- **YOUR OBJECTIVE**:
Please return the full listing below without altering anything.

# START OF RECORDS FOR THIS EXERCISE

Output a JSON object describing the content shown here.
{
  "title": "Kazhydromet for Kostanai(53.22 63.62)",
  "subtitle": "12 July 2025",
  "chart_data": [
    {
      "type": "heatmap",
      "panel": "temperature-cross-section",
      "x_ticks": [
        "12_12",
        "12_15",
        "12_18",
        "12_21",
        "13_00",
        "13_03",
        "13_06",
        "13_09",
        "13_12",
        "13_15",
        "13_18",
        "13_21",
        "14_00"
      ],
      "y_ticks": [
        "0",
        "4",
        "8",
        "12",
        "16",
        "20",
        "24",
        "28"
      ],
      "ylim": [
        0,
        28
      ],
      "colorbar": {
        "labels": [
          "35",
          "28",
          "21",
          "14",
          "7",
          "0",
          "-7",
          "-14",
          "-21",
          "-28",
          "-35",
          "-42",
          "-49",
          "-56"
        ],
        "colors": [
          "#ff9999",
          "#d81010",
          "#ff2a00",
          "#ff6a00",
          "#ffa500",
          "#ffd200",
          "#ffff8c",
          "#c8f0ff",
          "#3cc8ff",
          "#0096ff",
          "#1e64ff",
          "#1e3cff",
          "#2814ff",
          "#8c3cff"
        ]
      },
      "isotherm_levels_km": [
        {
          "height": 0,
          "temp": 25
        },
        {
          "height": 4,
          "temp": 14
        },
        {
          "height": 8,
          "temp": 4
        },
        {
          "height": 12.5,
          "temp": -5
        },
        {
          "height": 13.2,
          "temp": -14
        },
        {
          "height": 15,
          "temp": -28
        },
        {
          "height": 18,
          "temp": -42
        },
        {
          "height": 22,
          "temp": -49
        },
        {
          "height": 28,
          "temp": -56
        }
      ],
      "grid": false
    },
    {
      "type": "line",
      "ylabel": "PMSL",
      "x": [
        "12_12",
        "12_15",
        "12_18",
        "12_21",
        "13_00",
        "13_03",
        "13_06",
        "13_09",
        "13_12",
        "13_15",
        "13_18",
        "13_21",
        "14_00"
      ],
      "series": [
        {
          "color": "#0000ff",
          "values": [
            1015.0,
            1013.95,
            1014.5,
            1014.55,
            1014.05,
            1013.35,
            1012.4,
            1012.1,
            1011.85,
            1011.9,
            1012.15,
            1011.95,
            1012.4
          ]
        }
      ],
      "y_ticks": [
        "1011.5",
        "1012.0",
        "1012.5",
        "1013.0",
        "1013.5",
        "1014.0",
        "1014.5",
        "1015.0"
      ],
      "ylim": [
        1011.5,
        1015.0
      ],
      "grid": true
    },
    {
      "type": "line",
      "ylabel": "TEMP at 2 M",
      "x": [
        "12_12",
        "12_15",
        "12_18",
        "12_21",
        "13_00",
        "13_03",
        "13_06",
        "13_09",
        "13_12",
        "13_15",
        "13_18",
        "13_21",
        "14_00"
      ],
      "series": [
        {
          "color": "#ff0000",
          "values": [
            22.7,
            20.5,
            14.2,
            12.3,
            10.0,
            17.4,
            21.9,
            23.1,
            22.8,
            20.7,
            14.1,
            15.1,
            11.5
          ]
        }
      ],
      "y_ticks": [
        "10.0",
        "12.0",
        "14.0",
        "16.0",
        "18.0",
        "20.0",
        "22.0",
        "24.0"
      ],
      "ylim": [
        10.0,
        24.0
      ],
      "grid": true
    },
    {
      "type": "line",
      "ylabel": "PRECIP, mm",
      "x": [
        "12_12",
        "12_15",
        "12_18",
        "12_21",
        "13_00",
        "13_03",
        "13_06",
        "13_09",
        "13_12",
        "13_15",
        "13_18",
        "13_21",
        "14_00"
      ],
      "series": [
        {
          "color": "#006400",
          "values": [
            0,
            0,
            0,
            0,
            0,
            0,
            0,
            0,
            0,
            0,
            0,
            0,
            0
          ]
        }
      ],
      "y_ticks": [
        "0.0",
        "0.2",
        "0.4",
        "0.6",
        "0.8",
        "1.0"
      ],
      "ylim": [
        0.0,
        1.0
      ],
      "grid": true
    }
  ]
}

# END OF RECORDS FOR THIS EXERCISE

- **RESULT OF THIS TASK**:
Output a JSON object describing the content shown here.
{
  "title": "Kazhydromet for Kostanai(53.22 63.62)",
  "subtitle": "12 July 2025",
  "chart_data": [
    {
      "type": "heatmap",
      "panel": "temperature-cross-section",
      "x_ticks": [
        "12_12",
        "12_15",
        "12_18",
        "12_21",
        "13_00",
        "13_03",
        "13_06",
        "13_09",
        "13_12",
        "13_15",
        "13_18",
        "13_21",
        "14_00"
      ],
      "y_ticks": [
        "0",
        "4",
        "8",
        "12",
        "16",
        "20",
        "24",
        "28"
      ],
      "ylim": [
        0,
        28
      ],
      "colorbar": {
        "labels": [
          "35",
          "28",
          "21",
          "14",
          "7",
          "0",
          "-7",
          "-14",
          "-21",
          "-28",
          "-35",
          "-42",
          "-49",
          "-56"
        ],
        "colors": [
          "#ff9999",
          "#d81010",
          "#ff2a00",
          "#ff6a00",
          "#ffa500",
          "#ffd200",
          "#ffff8c",
          "#c8f0ff",
          "#3cc8ff",
          "#0096ff",
          "#1e64ff",
          "#1e3cff",
          "#2814ff",
          "#8c3cff"
        ]
      },
      "isotherm_levels_km": [
        {
          "height": 0,
          "temp": 25
        },
        {
          "height": 4,
          "temp": 14
        },
        {
          "height": 8,
          "temp": 4
        },
        {
          "height": 12.5,
          "temp": -5
        },
        {
          "height": 13.2,
          "temp": -14
        },
        {
          "height": 15,
          "temp": -28
        },
        {
          "height": 18,
          "temp": -42
        },
        {
          "height": 22,
          "temp": -49
        },
        {
          "height": 28,
          "temp": -56
        }
      ],
      "grid": false
    },
    {
      "type": "line",
      "ylabel": "PMSL",
      "x": [
        "12_12",
        "12_15",
        "12_18",
        "12_21",
        "13_00",
        "13_03",
        "13_06",
        "13_09",
        "13_12",
        "13_15",
        "13_18",
        "13_21",
        "14_00"
      ],
      "series": [
        {
          "color": "#0000ff",
          "values": [
            1015.0,
            1013.95,
            1014.5,
            1014.55,
            1014.05,
            1013.35,
            1012.4,
            1012.1,
            1011.85,
            1011.9,
            1012.15,
            1011.95,
            1012.4
          ]
        }
      ],
      "y_ticks": [
        "1011.5",
        "1012.0",
        "1012.5",
        "1013.0",
        "1013.5",
        "1014.0",
        "1014.5",
        "1015.0"
      ],
      "ylim": [
        1011.5,
        1015.0
      ],
      "grid": true
    },
    {
      "type": "line",
      "ylabel": "TEMP at 2 M",
      "x": [
        "12_12",
        "12_15",
        "12_18",
        "12_21",
        "13_00",
        "13_03",
        "13_06",
        "13_09",
        "13_12",
        "13_15",
        "13_18",
        "13_21",
        "14_00"
      ],
      "series": [
        {
          "color": "#ff0000",
          "values": [
            22.7,
            20.5,
            14.2,
            12.3,
            10.0,
            17.4,
            21.9,
            23.1,
            22.8,
            20.7,
            14.1,
            15.1,
            11.5
          ]
        }
      ],
      "y_ticks": [
        "10.0",
        "12.0",
        "14.0",
        "16.0",
        "18.0",
        "20.0",
        "22.0",
        "24.0"
      ],
      "ylim": [
        10.0,
        24.0
      ],
      "grid": true
    },
    {
      "type": "line",
      "ylabel": "PRECIP, mm",
      "x": [
        "12_12",
        "12_15",
        "12_18",
        "12_21",
        "13_00",
        "13_03",
        "13_06",
        "13_09",
        "13_12",
        "13_15",
        "13_18",
        "13_21",
        "14_00"
      ],
      "series": [
        {
          "color": "#006400",
          "values": [
            0,
            0,
            0,
            0,
            0,
            0,
            0,
            0,
            0,
            0,
            0,
            0,
            0
          ]
        }
      ],
      "y_ticks": [
        "0.0",
        "0.2",
        "0.4",
        "0.6",
        "0.8",
        "1.0"
      ],
      "ylim": [
        0.0,
        1.0
      ],
      "grid": true
    }
  ]
}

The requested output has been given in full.